** BEGIN Given data **

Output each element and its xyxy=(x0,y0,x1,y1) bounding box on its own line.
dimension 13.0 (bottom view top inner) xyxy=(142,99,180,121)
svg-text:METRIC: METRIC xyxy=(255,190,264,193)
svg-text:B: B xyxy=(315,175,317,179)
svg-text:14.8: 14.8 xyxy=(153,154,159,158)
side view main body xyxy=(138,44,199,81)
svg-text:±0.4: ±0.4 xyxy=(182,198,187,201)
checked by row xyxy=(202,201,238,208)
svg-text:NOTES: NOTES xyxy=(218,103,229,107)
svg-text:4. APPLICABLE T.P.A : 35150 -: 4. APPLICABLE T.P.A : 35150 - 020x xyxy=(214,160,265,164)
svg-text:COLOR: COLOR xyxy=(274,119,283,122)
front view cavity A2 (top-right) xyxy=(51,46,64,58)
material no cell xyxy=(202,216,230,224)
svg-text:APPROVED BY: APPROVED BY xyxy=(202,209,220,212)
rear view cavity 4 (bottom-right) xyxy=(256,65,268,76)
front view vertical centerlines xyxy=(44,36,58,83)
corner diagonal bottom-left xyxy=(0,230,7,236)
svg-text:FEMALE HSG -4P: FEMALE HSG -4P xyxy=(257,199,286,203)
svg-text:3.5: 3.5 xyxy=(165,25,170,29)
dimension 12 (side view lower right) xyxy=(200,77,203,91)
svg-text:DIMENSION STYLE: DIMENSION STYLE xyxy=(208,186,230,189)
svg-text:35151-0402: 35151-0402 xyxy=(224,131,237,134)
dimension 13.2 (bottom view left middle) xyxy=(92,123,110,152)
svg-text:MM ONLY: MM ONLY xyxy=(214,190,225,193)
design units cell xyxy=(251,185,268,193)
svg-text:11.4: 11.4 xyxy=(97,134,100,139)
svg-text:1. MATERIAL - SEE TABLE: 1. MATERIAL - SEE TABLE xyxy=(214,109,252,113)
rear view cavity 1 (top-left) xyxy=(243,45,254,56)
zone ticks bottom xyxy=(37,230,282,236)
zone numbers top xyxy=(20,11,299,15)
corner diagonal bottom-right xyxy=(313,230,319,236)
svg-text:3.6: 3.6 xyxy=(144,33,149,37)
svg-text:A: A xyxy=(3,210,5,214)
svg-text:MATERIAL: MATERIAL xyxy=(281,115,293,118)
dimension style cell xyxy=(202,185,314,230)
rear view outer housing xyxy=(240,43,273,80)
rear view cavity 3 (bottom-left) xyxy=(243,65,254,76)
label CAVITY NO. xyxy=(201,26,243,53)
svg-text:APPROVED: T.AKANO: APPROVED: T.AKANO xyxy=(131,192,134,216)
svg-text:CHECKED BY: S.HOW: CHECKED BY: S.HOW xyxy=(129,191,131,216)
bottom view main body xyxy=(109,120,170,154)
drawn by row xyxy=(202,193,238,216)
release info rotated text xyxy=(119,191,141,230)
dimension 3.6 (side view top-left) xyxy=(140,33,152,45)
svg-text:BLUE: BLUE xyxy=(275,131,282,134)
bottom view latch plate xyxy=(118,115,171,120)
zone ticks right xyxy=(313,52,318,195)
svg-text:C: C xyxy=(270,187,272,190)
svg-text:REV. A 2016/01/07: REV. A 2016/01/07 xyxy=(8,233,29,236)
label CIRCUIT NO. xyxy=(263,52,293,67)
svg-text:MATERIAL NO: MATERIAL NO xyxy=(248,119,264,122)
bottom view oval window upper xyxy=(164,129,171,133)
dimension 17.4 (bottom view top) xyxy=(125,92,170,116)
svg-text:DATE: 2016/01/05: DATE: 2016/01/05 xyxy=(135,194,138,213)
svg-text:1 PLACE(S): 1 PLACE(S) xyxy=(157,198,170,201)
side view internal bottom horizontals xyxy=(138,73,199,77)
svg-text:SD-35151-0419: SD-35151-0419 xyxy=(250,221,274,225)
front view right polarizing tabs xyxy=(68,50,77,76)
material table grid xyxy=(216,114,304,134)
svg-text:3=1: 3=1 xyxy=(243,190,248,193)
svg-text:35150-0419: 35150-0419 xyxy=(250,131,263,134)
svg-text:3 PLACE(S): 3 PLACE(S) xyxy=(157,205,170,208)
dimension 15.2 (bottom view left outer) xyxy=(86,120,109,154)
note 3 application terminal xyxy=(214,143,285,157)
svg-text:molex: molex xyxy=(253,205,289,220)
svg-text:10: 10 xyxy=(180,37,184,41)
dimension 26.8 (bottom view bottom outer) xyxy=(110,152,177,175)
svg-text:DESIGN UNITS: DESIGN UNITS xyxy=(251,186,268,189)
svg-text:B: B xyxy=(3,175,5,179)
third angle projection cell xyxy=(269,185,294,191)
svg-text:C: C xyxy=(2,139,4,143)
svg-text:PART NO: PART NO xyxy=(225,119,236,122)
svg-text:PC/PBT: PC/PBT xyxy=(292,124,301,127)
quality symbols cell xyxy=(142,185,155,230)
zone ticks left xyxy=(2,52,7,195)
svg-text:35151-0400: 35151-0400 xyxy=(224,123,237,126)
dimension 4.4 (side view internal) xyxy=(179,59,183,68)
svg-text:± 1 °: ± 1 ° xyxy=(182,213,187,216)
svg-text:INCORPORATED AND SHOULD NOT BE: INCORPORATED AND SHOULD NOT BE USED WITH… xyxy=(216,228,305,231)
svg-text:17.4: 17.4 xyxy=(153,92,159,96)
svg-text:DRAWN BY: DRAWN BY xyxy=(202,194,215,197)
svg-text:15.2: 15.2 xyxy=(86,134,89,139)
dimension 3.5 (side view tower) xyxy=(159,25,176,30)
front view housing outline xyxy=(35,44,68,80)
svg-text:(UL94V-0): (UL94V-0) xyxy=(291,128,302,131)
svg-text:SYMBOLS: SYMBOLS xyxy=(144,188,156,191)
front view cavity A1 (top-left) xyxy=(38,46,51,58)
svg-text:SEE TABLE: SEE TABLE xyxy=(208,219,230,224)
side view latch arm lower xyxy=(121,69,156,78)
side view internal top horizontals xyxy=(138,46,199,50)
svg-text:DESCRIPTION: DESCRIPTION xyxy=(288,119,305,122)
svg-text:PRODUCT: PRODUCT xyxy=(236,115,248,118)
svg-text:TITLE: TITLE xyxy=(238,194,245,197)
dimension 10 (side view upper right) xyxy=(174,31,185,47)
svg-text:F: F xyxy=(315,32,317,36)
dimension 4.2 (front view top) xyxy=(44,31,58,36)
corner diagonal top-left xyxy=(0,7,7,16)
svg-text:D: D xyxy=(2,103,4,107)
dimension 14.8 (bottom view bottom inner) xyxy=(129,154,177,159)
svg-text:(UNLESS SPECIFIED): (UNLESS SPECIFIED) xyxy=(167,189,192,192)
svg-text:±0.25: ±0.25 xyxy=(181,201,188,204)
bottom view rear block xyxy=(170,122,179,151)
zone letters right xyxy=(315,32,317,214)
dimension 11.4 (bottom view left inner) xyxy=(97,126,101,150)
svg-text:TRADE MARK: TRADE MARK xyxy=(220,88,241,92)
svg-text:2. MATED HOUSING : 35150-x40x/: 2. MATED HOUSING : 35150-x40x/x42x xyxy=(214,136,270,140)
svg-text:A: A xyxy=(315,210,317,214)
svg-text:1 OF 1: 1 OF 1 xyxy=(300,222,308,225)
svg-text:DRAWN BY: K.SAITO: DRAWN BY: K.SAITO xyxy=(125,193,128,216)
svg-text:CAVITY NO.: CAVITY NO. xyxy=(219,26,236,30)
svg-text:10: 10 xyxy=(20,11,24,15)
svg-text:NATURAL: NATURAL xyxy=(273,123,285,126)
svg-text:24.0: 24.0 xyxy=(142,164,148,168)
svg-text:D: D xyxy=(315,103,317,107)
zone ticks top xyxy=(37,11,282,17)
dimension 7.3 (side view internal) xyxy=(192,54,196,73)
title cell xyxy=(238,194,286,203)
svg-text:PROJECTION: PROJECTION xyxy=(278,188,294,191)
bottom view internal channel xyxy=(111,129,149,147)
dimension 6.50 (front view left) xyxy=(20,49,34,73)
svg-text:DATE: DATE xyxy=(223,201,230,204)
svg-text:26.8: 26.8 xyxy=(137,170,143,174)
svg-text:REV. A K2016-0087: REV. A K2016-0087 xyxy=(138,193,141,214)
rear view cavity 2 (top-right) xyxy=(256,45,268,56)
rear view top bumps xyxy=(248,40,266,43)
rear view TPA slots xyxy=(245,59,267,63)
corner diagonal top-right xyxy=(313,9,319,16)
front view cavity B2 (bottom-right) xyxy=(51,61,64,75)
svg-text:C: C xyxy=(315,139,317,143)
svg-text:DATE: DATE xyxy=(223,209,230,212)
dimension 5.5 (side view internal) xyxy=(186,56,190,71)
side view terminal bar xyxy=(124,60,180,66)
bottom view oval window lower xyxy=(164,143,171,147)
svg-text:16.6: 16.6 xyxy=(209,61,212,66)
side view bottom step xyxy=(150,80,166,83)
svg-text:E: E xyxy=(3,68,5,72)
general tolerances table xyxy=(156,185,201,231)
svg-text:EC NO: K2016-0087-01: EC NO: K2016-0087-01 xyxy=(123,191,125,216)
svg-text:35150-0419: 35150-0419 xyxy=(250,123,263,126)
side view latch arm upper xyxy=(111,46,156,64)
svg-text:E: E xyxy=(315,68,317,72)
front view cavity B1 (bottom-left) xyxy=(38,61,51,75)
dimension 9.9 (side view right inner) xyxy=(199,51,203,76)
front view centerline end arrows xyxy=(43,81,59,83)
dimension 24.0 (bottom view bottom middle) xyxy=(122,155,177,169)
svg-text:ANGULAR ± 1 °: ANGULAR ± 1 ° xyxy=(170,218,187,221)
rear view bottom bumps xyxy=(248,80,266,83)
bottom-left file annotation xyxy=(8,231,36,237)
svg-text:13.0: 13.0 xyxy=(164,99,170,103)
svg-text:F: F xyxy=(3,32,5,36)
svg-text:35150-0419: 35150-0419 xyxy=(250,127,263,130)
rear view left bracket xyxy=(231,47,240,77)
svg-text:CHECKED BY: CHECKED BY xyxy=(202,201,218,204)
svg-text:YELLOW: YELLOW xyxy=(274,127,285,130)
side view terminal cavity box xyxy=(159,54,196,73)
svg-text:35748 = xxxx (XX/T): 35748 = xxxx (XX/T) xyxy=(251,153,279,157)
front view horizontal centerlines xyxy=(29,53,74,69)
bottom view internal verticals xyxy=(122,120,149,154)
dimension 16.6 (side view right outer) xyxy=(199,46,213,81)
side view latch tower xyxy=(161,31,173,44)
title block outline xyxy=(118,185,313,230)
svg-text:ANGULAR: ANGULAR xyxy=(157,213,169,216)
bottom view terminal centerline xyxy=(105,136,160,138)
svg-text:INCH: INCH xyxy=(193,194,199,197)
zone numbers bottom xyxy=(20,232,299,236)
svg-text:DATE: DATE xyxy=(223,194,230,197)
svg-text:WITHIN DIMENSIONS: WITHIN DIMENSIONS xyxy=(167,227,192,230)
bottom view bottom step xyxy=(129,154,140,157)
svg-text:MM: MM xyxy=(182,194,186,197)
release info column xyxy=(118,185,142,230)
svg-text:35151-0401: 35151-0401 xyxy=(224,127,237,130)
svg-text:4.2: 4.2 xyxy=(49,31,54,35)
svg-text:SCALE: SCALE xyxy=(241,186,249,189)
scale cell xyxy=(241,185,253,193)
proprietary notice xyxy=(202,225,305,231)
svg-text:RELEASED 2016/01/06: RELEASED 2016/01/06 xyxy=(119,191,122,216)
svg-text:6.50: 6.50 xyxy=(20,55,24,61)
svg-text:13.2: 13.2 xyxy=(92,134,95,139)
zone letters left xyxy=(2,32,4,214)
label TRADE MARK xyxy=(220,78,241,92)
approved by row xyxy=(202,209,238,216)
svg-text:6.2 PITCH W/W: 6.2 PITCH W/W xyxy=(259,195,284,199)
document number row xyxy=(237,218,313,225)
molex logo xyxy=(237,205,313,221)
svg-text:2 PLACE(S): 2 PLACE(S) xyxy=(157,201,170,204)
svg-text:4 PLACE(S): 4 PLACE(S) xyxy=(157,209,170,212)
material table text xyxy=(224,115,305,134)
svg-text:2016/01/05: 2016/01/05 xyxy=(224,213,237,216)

** END Given data **

Work to do | Give again, word for word, everything in the listing from its very first line down to the line containing "rear view cavity 4", both ends included.

The solution |
Output each element and its xyxy=(x0,y0,x1,y1) bounding box on its own line.
dimension 13.0 (bottom view top inner) xyxy=(142,99,180,121)
svg-text:METRIC: METRIC xyxy=(255,190,264,193)
svg-text:B: B xyxy=(315,175,317,179)
svg-text:14.8: 14.8 xyxy=(153,154,159,158)
side view main body xyxy=(138,44,199,81)
svg-text:±0.4: ±0.4 xyxy=(182,198,187,201)
checked by row xyxy=(202,201,238,208)
svg-text:NOTES: NOTES xyxy=(218,103,229,107)
svg-text:4. APPLICABLE T.P.A : 35150 -: 4. APPLICABLE T.P.A : 35150 - 020x xyxy=(214,160,265,164)
svg-text:COLOR: COLOR xyxy=(274,119,283,122)
front view cavity A2 (top-right) xyxy=(51,46,64,58)
material no cell xyxy=(202,216,230,224)
svg-text:APPROVED BY: APPROVED BY xyxy=(202,209,220,212)
rear view cavity 4 (bottom-right) xyxy=(256,65,268,76)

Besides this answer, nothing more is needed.